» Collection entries
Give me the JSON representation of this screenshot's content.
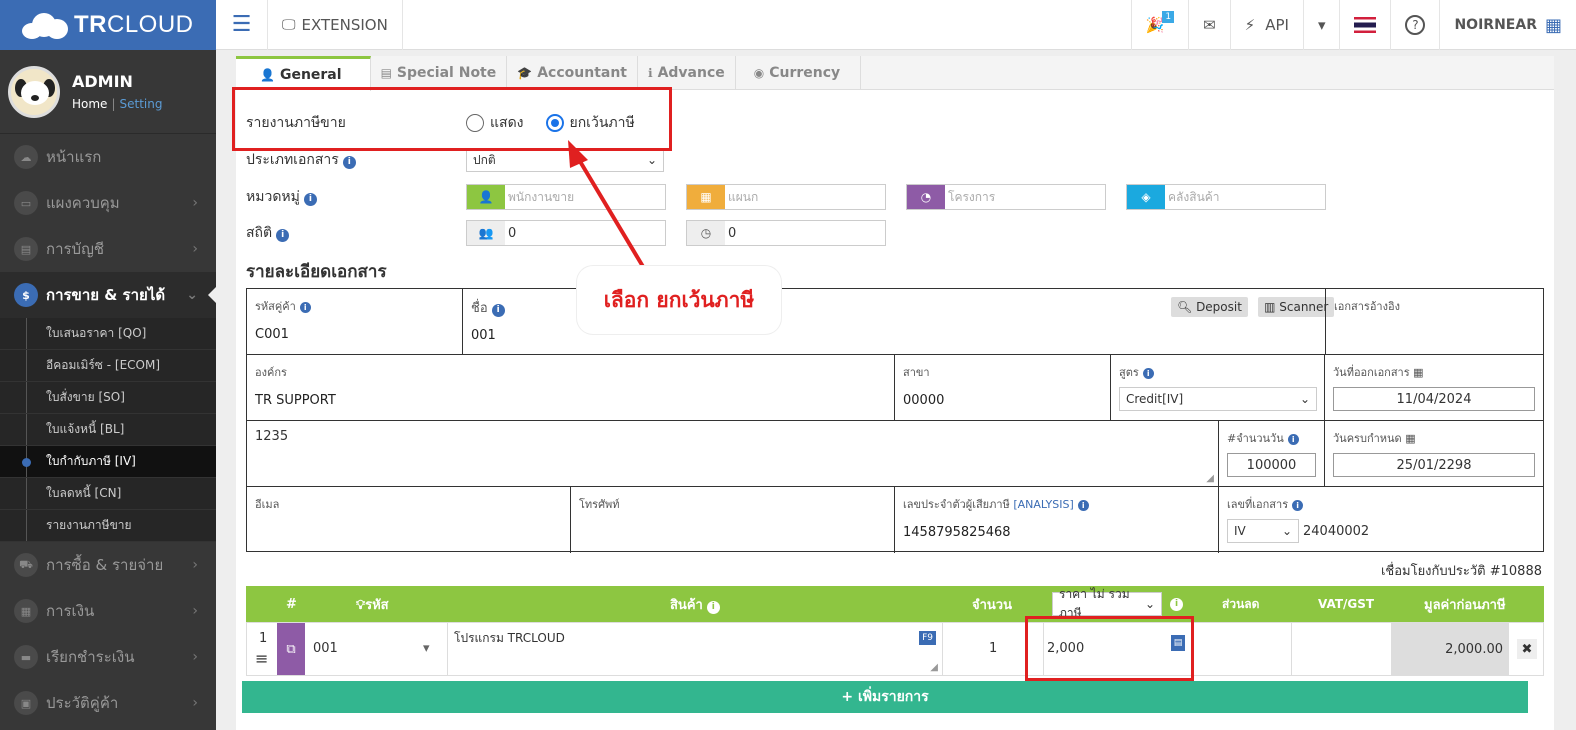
{
  "brand": {
    "name_bold": "TR",
    "name_rest": "CLOUD"
  },
  "user": {
    "name": "ADMIN",
    "home": "Home",
    "sep": "|",
    "setting": "Setting"
  },
  "nav": {
    "items": [
      {
        "label": "หน้าแรก",
        "icon": "cloud-icon"
      },
      {
        "label": "แผงควบคุม",
        "icon": "monitor-icon"
      },
      {
        "label": "การบัญชี",
        "icon": "book-icon"
      },
      {
        "label": "การขาย & รายได้",
        "icon": "dollar-icon"
      },
      {
        "label": "การซื้อ & รายจ่าย",
        "icon": "cart-icon"
      },
      {
        "label": "การเงิน",
        "icon": "calendar-icon"
      },
      {
        "label": "เรียกชำระเงิน",
        "icon": "card-icon"
      },
      {
        "label": "ประวัติคู่ค้า",
        "icon": "contact-icon"
      }
    ],
    "sub": [
      "ใบเสนอราคา [QO]",
      "อีคอมเมิร์ซ - [ECOM]",
      "ใบสั่งขาย [SO]",
      "ใบแจ้งหนี้ [BL]",
      "ใบกำกับภาษี [IV]",
      "ใบลดหนี้ [CN]",
      "รายงานภาษีขาย"
    ]
  },
  "topbar": {
    "extension": "EXTENSION",
    "badge": "1",
    "api": "API",
    "company": "NOIRNEAR"
  },
  "tabs": [
    "General",
    "Special Note",
    "Accountant",
    "Advance",
    "Currency"
  ],
  "form": {
    "tax_report_label": "รายงานภาษีขาย",
    "radio_show": "แสดง",
    "radio_exclude": "ยกเว้นภาษี",
    "doc_type_label": "ประเภทเอกสาร",
    "doc_type_value": "ปกติ",
    "category_label": "หมวดหมู่",
    "ph_sales": "พนักงานขาย",
    "ph_dept": "แผนก",
    "ph_project": "โครงการ",
    "ph_warehouse": "คลังสินค้า",
    "stats_label": "สถิติ",
    "stat1": "0",
    "stat2": "0"
  },
  "doc": {
    "section_title": "รายละเอียดเอกสาร",
    "cust_code_label": "รหัสคู่ค้า",
    "cust_code": "C001",
    "name_label": "ชื่อ",
    "name": "001",
    "deposit": "Deposit",
    "scanner": "Scanner",
    "ref_label": "เอกสารอ้างอิง",
    "org_label": "องค์กร",
    "org": "TR SUPPORT",
    "branch_label": "สาขา",
    "branch": "00000",
    "formula_label": "สูตร",
    "formula": "Credit[IV]",
    "issue_date_label": "วันที่ออกเอกสาร",
    "issue_date": "11/04/2024",
    "address": "1235",
    "days_label": "#จำนวนวัน",
    "days": "100000",
    "due_label": "วันครบกำหนด",
    "due": "25/01/2298",
    "email_label": "อีเมล",
    "phone_label": "โทรศัพท์",
    "taxid_label": "เลขประจำตัวผู้เสียภาษี",
    "analysis": "[ANALYSIS]",
    "taxid": "1458795825468",
    "docno_label": "เลขที่เอกสาร",
    "docno_prefix": "IV",
    "docno": "24040002"
  },
  "history": "เชื่อมโยงกับประวัติ #10888",
  "lines": {
    "headers": {
      "num": "#",
      "code": "รหัส",
      "product": "สินค้า",
      "qty": "จำนวน",
      "price_mode": "ราคา ไม่ รวมภาษี",
      "discount": "ส่วนลด",
      "vat": "VAT/GST",
      "amount": "มูลค่าก่อนภาษี"
    },
    "row": {
      "no": "1",
      "code": "001",
      "product": "โปรแกรม TRCLOUD",
      "f9": "F9",
      "qty": "1",
      "price": "2,000",
      "amount": "2,000.00"
    },
    "add_label": "+ เพิ่มรายการ"
  },
  "annotation": {
    "callout": "เลือก ยกเว้นภาษี"
  }
}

» PROBLEM DETAILS
Transcribe all the data word for word; the images stay out.

» FULL ANSWER
Give me the JSON representation of this screenshot's content.
{
  "brand": {
    "name_bold": "TR",
    "name_rest": "CLOUD"
  },
  "user": {
    "name": "ADMIN",
    "home": "Home",
    "sep": "|",
    "setting": "Setting"
  },
  "nav": {
    "items": [
      {
        "label": "หน้าแรก",
        "icon": "cloud-icon"
      },
      {
        "label": "แผงควบคุม",
        "icon": "monitor-icon"
      },
      {
        "label": "การบัญชี",
        "icon": "book-icon"
      },
      {
        "label": "การขาย & รายได้",
        "icon": "dollar-icon"
      },
      {
        "label": "การซื้อ & รายจ่าย",
        "icon": "cart-icon"
      },
      {
        "label": "การเงิน",
        "icon": "calendar-icon"
      },
      {
        "label": "เรียกชำระเงิน",
        "icon": "card-icon"
      },
      {
        "label": "ประวัติคู่ค้า",
        "icon": "contact-icon"
      }
    ],
    "sub": [
      "ใบเสนอราคา [QO]",
      "อีคอมเมิร์ซ - [ECOM]",
      "ใบสั่งขาย [SO]",
      "ใบแจ้งหนี้ [BL]",
      "ใบกำกับภาษี [IV]",
      "ใบลดหนี้ [CN]",
      "รายงานภาษีขาย"
    ]
  },
  "topbar": {
    "extension": "EXTENSION",
    "badge": "1",
    "api": "API",
    "company": "NOIRNEAR"
  },
  "tabs": [
    "General",
    "Special Note",
    "Accountant",
    "Advance",
    "Currency"
  ],
  "form": {
    "tax_report_label": "รายงานภาษีขาย",
    "radio_show": "แสดง",
    "radio_exclude": "ยกเว้นภาษี",
    "doc_type_label": "ประเภทเอกสาร",
    "doc_type_value": "ปกติ",
    "category_label": "หมวดหมู่",
    "ph_sales": "พนักงานขาย",
    "ph_dept": "แผนก",
    "ph_project": "โครงการ",
    "ph_warehouse": "คลังสินค้า",
    "stats_label": "สถิติ",
    "stat1": "0",
    "stat2": "0"
  },
  "doc": {
    "section_title": "รายละเอียดเอกสาร",
    "cust_code_label": "รหัสคู่ค้า",
    "cust_code": "C001",
    "name_label": "ชื่อ",
    "name": "001",
    "deposit": "Deposit",
    "scanner": "Scanner",
    "ref_label": "เอกสารอ้างอิง",
    "org_label": "องค์กร",
    "org": "TR SUPPORT",
    "branch_label": "สาขา",
    "branch": "00000",
    "formula_label": "สูตร",
    "formula": "Credit[IV]",
    "issue_date_label": "วันที่ออกเอกสาร",
    "issue_date": "11/04/2024",
    "address": "1235",
    "days_label": "#จำนวนวัน",
    "days": "100000",
    "due_label": "วันครบกำหนด",
    "due": "25/01/2298",
    "email_label": "อีเมล",
    "phone_label": "โทรศัพท์",
    "taxid_label": "เลขประจำตัวผู้เสียภาษี",
    "analysis": "[ANALYSIS]",
    "taxid": "1458795825468",
    "docno_label": "เลขที่เอกสาร",
    "docno_prefix": "IV",
    "docno": "24040002"
  },
  "history": "เชื่อมโยงกับประวัติ #10888",
  "lines": {
    "headers": {
      "num": "#",
      "code": "รหัส",
      "product": "สินค้า",
      "qty": "จำนวน",
      "price_mode": "ราคา ไม่ รวมภาษี",
      "discount": "ส่วนลด",
      "vat": "VAT/GST",
      "amount": "มูลค่าก่อนภาษี"
    },
    "row": {
      "no": "1",
      "code": "001",
      "product": "โปรแกรม TRCLOUD",
      "f9": "F9",
      "qty": "1",
      "price": "2,000",
      "amount": "2,000.00"
    },
    "add_label": "+ เพิ่มรายการ"
  },
  "annotation": {
    "callout": "เลือก ยกเว้นภาษี"
  }
}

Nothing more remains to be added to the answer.